[START OF Stored records]
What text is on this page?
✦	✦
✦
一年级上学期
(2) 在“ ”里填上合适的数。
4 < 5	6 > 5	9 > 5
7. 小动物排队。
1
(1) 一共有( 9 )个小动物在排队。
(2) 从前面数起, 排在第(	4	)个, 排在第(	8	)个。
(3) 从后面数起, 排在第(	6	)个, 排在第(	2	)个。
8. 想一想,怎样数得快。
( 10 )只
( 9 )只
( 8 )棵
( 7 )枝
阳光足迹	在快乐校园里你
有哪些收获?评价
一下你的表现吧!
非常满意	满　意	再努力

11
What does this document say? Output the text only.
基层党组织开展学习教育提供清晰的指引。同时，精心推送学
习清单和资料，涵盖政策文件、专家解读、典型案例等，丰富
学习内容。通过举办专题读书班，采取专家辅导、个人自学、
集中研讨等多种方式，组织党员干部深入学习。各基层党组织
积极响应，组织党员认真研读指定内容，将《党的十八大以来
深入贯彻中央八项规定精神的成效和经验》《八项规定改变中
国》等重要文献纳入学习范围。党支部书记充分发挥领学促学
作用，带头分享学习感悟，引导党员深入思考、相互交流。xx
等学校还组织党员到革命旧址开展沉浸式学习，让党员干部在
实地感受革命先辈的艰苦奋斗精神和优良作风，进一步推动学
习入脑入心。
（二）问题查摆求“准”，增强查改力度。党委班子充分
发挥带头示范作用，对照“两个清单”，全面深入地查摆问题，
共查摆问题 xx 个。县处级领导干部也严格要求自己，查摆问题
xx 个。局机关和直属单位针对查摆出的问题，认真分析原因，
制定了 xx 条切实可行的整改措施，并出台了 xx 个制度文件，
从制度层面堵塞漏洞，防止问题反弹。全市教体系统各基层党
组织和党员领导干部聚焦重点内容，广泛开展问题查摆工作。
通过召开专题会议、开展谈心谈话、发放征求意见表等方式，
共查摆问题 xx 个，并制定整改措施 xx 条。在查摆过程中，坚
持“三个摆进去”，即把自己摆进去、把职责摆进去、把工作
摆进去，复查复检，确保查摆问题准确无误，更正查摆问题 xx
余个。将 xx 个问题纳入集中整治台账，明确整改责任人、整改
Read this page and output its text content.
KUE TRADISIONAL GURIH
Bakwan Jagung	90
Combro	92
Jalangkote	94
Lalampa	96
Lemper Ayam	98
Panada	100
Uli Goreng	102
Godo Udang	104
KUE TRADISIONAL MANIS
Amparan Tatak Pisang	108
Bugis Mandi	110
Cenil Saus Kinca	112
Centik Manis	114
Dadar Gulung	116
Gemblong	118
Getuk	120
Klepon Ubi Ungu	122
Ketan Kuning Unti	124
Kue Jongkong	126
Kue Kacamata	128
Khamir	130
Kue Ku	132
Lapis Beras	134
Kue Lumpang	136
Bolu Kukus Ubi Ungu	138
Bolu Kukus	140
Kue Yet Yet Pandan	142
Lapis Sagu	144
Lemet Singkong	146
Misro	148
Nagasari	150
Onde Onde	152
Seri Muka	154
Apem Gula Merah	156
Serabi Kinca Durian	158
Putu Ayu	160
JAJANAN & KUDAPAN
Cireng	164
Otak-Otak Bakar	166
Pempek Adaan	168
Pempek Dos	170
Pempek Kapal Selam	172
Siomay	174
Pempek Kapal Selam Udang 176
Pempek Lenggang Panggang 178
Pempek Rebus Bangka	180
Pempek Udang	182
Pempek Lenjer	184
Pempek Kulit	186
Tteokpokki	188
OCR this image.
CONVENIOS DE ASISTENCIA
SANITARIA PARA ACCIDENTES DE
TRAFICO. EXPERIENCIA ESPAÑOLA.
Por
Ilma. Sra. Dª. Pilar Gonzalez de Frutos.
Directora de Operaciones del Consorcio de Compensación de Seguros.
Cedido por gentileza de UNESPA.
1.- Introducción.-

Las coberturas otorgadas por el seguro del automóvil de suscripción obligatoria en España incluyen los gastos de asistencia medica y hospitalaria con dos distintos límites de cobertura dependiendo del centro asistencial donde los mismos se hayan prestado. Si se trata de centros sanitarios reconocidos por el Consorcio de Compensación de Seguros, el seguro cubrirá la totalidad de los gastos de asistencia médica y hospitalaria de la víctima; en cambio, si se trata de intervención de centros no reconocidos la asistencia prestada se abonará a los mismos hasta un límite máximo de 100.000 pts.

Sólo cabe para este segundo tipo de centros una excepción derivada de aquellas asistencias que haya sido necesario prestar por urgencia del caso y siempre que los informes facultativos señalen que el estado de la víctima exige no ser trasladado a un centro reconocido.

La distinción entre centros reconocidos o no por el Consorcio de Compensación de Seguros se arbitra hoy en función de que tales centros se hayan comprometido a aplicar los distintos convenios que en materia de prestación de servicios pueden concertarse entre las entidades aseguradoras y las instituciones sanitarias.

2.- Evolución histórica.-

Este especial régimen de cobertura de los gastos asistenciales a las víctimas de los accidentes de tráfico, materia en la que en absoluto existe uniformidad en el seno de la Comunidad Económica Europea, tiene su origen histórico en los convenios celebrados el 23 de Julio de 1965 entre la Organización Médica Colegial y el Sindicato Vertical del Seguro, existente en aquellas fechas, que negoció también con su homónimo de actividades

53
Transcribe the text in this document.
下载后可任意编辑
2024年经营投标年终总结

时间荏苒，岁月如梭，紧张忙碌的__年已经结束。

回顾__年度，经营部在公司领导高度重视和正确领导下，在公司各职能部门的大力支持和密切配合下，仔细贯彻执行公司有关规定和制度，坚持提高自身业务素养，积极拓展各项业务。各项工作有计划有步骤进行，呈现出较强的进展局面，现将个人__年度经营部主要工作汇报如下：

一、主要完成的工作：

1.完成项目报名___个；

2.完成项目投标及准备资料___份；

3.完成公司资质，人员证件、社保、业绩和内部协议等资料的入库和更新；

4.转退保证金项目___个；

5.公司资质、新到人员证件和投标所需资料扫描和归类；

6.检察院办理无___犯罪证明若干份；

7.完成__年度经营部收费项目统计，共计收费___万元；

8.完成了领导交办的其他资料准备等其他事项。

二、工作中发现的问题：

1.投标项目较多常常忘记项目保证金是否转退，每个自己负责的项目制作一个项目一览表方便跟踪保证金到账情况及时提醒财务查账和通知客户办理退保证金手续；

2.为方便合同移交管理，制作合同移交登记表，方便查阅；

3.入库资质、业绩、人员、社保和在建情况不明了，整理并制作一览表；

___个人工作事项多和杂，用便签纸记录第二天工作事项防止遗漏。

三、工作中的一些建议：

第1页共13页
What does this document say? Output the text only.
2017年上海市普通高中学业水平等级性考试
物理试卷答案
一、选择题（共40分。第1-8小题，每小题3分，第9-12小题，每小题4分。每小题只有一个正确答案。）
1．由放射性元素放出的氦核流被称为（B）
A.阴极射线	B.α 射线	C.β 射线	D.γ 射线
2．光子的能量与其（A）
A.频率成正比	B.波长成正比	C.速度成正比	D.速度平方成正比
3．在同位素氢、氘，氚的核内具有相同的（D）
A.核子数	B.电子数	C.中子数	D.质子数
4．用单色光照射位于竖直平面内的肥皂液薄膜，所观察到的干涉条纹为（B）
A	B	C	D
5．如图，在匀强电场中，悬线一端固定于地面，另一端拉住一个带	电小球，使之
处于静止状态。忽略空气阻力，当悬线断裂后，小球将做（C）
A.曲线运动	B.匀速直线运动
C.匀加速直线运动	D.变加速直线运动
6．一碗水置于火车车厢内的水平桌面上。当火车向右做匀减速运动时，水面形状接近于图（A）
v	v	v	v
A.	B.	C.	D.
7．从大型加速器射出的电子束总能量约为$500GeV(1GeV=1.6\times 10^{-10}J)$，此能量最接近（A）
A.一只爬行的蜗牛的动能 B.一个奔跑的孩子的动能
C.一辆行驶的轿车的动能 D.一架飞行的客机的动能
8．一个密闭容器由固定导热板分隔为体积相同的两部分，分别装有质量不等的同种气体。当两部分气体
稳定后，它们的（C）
[END OF Stored records]
_What is required_
Take every line above carrying "Pempek" and return it.

_Task answer_
Pempek Adaan	168
Pempek Dos	170
Pempek Kapal Selam	172
Pempek Kapal Selam Udang 176
Pempek Lenggang Panggang 178
Pempek Rebus Bangka	180
Pempek Udang	182
Pempek Lenjer	184
Pempek Kulit	186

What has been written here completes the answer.